◆ GOAL ◆
Look through the data below and work out how many lines contain the string "Dreyfus". Give the number alone.

========================================================================

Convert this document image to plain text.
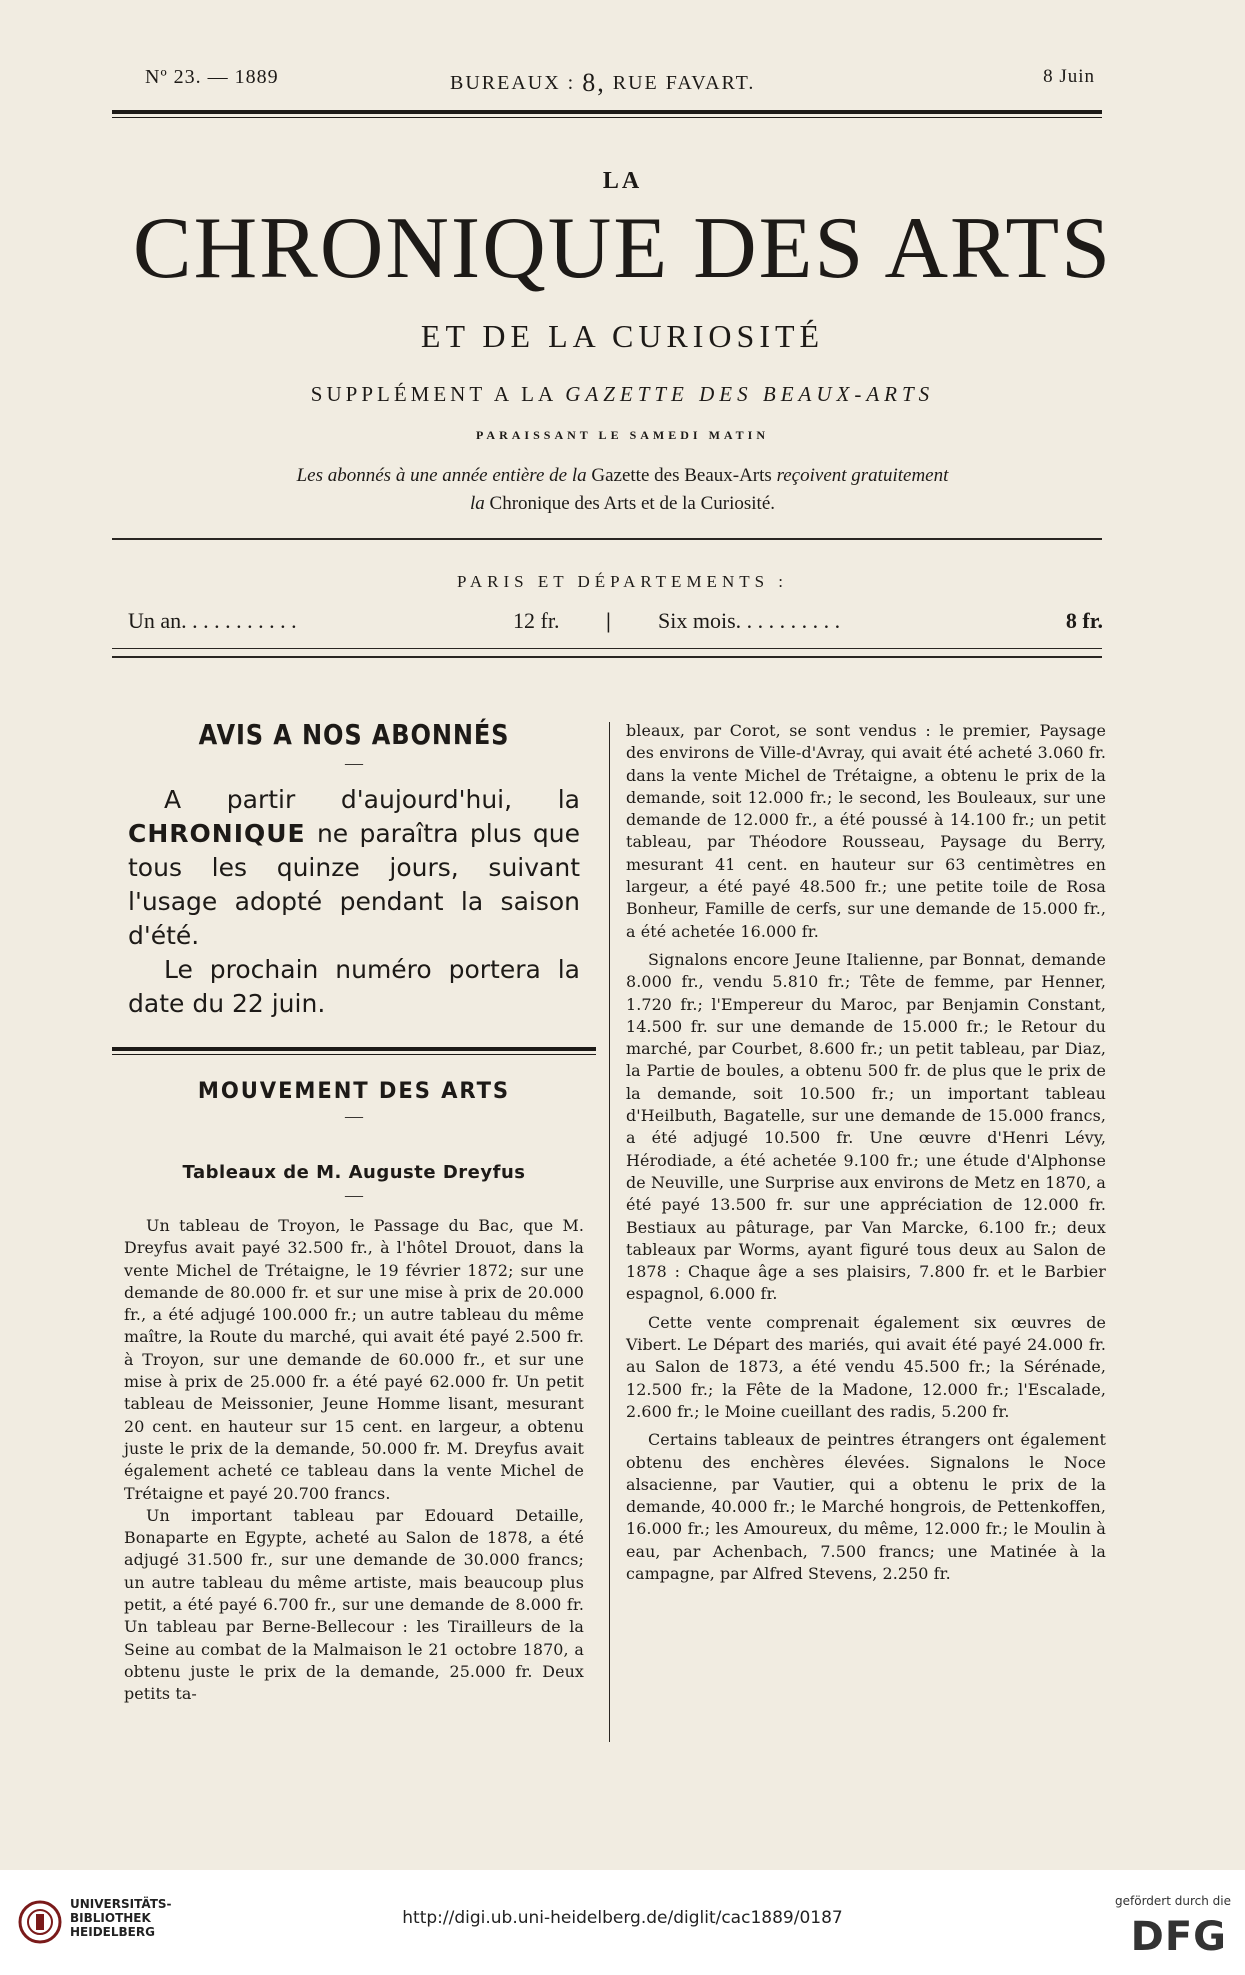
Nº 23. — 1889	BUREAUX : 8, RUE FAVART.	8 Juin
LA
CHRONIQUE DES ARTS
ET DE LA CURIOSITÉ
SUPPLÉMENT A LA GAZETTE DES BEAUX-ARTS
PARAISSANT LE SAMEDI MATIN
Les abonnés à une année entière de la Gazette des Beaux-Arts reçoivent gratuitement
la Chronique des Arts et de la Curiosité.
PARIS ET DÉPARTEMENTS :
Un an. . . . . . . . . . .	12 fr. | Six mois. . . . . . . . . .	8 fr.
AVIS A NOS ABONNÉS
—

A partir d'aujourd'hui, la CHRONIQUE ne paraîtra plus que tous les quinze jours, suivant l'usage adopté pendant la saison d'été.

Le prochain numéro portera la date du 22 juin.

MOUVEMENT DES ARTS
—
Tableaux de M. Auguste Dreyfus
—

Un tableau de Troyon, le Passage du Bac, que M. Dreyfus avait payé 32.500 fr., à l'hôtel Drouot, dans la vente Michel de Trétaigne, le 19 février 1872; sur une demande de 80.000 fr. et sur une mise à prix de 20.000 fr., a été adjugé 100.000 fr.; un autre tableau du même maître, la Route du marché, qui avait été payé 2.500 fr. à Troyon, sur une demande de 60.000 fr., et sur une mise à prix de 25.000 fr. a été payé 62.000 fr. Un petit tableau de Meissonier, Jeune Homme lisant, mesurant 20 cent. en hauteur sur 15 cent. en largeur, a obtenu juste le prix de la demande, 50.000 fr. M. Dreyfus avait également acheté ce tableau dans la vente Michel de Trétaigne et payé 20.700 francs.

Un important tableau par Edouard Detaille, Bonaparte en Egypte, acheté au Salon de 1878, a été adjugé 31.500 fr., sur une demande de 30.000 francs; un autre tableau du même artiste, mais beaucoup plus petit, a été payé 6.700 fr., sur une demande de 8.000 fr. Un tableau par Berne-Bellecour : les Tirailleurs de la Seine au combat de la Malmaison le 21 octobre 1870, a obtenu juste le prix de la demande, 25.000 fr. Deux petits ta-

bleaux, par Corot, se sont vendus : le premier, Paysage des environs de Ville-d'Avray, qui avait été acheté 3.060 fr. dans la vente Michel de Trétaigne, a obtenu le prix de la demande, soit 12.000 fr.; le second, les Bouleaux, sur une demande de 12.000 fr., a été poussé à 14.100 fr.; un petit tableau, par Théodore Rousseau, Paysage du Berry, mesurant 41 cent. en hauteur sur 63 centimètres en largeur, a été payé 48.500 fr.; une petite toile de Rosa Bonheur, Famille de cerfs, sur une demande de 15.000 fr., a été achetée 16.000 fr.

Signalons encore Jeune Italienne, par Bonnat, demande 8.000 fr., vendu 5.810 fr.; Tête de femme, par Henner, 1.720 fr.; l'Empereur du Maroc, par Benjamin Constant, 14.500 fr. sur une demande de 15.000 fr.; le Retour du marché, par Courbet, 8.600 fr.; un petit tableau, par Diaz, la Partie de boules, a obtenu 500 fr. de plus que le prix de la demande, soit 10.500 fr.; un important tableau d'Heilbuth, Bagatelle, sur une demande de 15.000 francs, a été adjugé 10.500 fr. Une œuvre d'Henri Lévy, Hérodiade, a été achetée 9.100 fr.; une étude d'Alphonse de Neuville, une Surprise aux environs de Metz en 1870, a été payé 13.500 fr. sur une appréciation de 12.000 fr. Bestiaux au pâturage, par Van Marcke, 6.100 fr.; deux tableaux par Worms, ayant figuré tous deux au Salon de 1878 : Chaque âge a ses plaisirs, 7.800 fr. et le Barbier espagnol, 6.000 fr.

Cette vente comprenait également six œuvres de Vibert. Le Départ des mariés, qui avait été payé 24.000 fr. au Salon de 1873, a été vendu 45.500 fr.; la Sérénade, 12.500 fr.; la Fête de la Madone, 12.000 fr.; l'Escalade, 2.600 fr.; le Moine cueillant des radis, 5.200 fr.

Certains tableaux de peintres étrangers ont également obtenu des enchères élevées. Signalons le Noce alsacienne, par Vautier, qui a obtenu le prix de la demande, 40.000 fr.; le Marché hongrois, de Pettenkoffen, 16.000 fr.; les Amoureux, du même, 12.000 fr.; le Moulin à eau, par Achenbach, 7.500 francs; une Matinée à la campagne, par Alfred Stevens, 2.250 fr.

UNIVERSITÄTS-
BIBLIOTHEK
HEIDELBERG
http://digi.ub.uni-heidelberg.de/diglit/cac1889/0187
gefördert durch die
DFG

========================================================================

◆ EXERCISE ANSWER ◆
2